━━ INFORMATION SUPPLIED ━━

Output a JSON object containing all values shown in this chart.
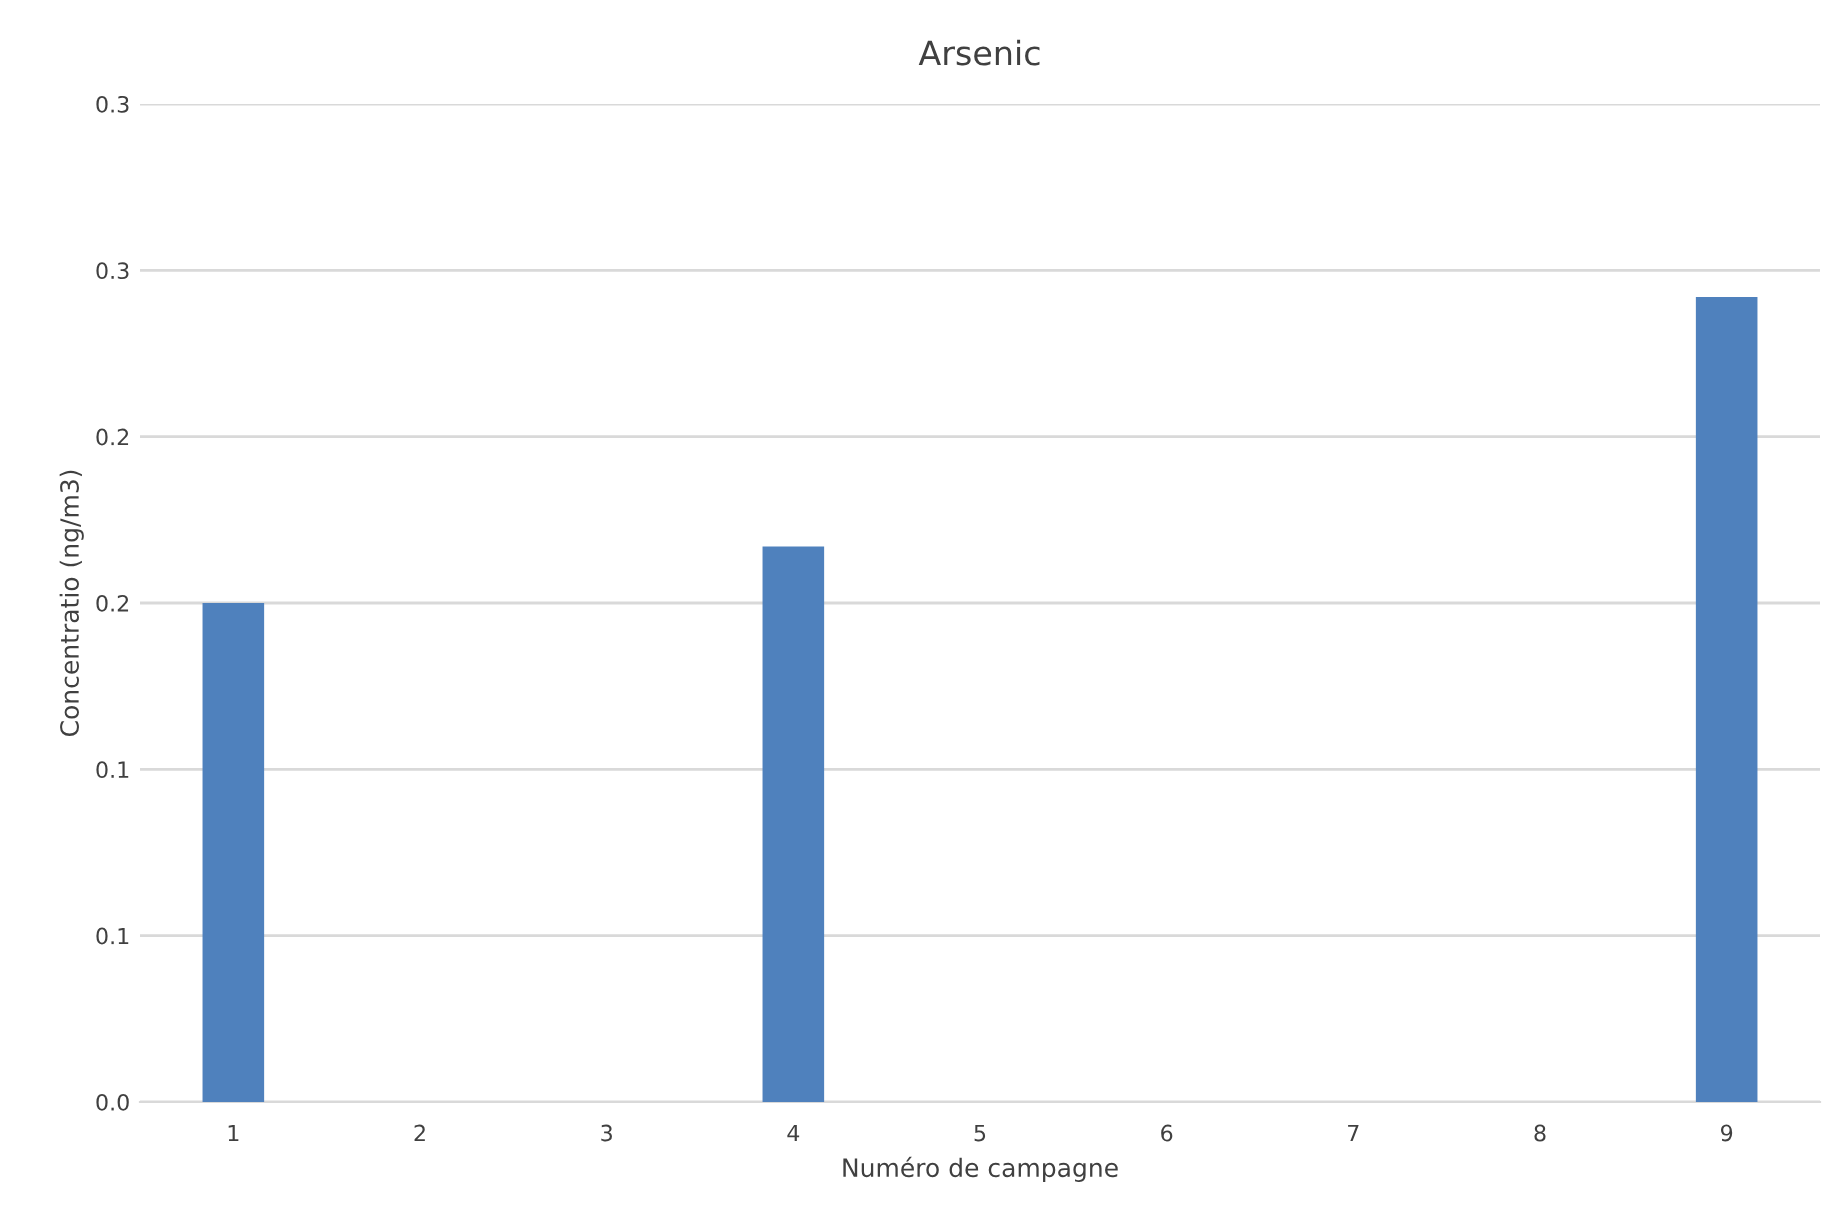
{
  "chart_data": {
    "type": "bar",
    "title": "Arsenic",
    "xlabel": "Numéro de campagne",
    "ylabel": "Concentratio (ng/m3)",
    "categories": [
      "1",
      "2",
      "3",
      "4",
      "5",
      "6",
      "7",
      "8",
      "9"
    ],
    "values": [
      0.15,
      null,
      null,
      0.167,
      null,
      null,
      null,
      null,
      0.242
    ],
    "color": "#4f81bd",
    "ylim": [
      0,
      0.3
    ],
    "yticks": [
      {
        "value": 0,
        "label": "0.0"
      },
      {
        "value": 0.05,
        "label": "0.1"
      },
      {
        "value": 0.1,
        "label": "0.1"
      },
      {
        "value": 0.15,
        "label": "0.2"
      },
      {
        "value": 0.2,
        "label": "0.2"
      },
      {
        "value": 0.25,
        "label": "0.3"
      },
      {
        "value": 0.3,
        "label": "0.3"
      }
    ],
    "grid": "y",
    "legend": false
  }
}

━━━

* TASK TO CARRY OUT
Copy the data exactly. Any picture it contains is to be omitted.

* FINISHED ANSWER
Output a JSON object containing all values shown in this chart.
{
  "chart_data": {
    "type": "bar",
    "title": "Arsenic",
    "xlabel": "Numéro de campagne",
    "ylabel": "Concentratio (ng/m3)",
    "categories": [
      "1",
      "2",
      "3",
      "4",
      "5",
      "6",
      "7",
      "8",
      "9"
    ],
    "values": [
      0.15,
      null,
      null,
      0.167,
      null,
      null,
      null,
      null,
      0.242
    ],
    "color": "#4f81bd",
    "ylim": [
      0,
      0.3
    ],
    "yticks": [
      {
        "value": 0,
        "label": "0.0"
      },
      {
        "value": 0.05,
        "label": "0.1"
      },
      {
        "value": 0.1,
        "label": "0.1"
      },
      {
        "value": 0.15,
        "label": "0.2"
      },
      {
        "value": 0.2,
        "label": "0.2"
      },
      {
        "value": 0.25,
        "label": "0.3"
      },
      {
        "value": 0.3,
        "label": "0.3"
      }
    ],
    "grid": "y",
    "legend": false
  }
}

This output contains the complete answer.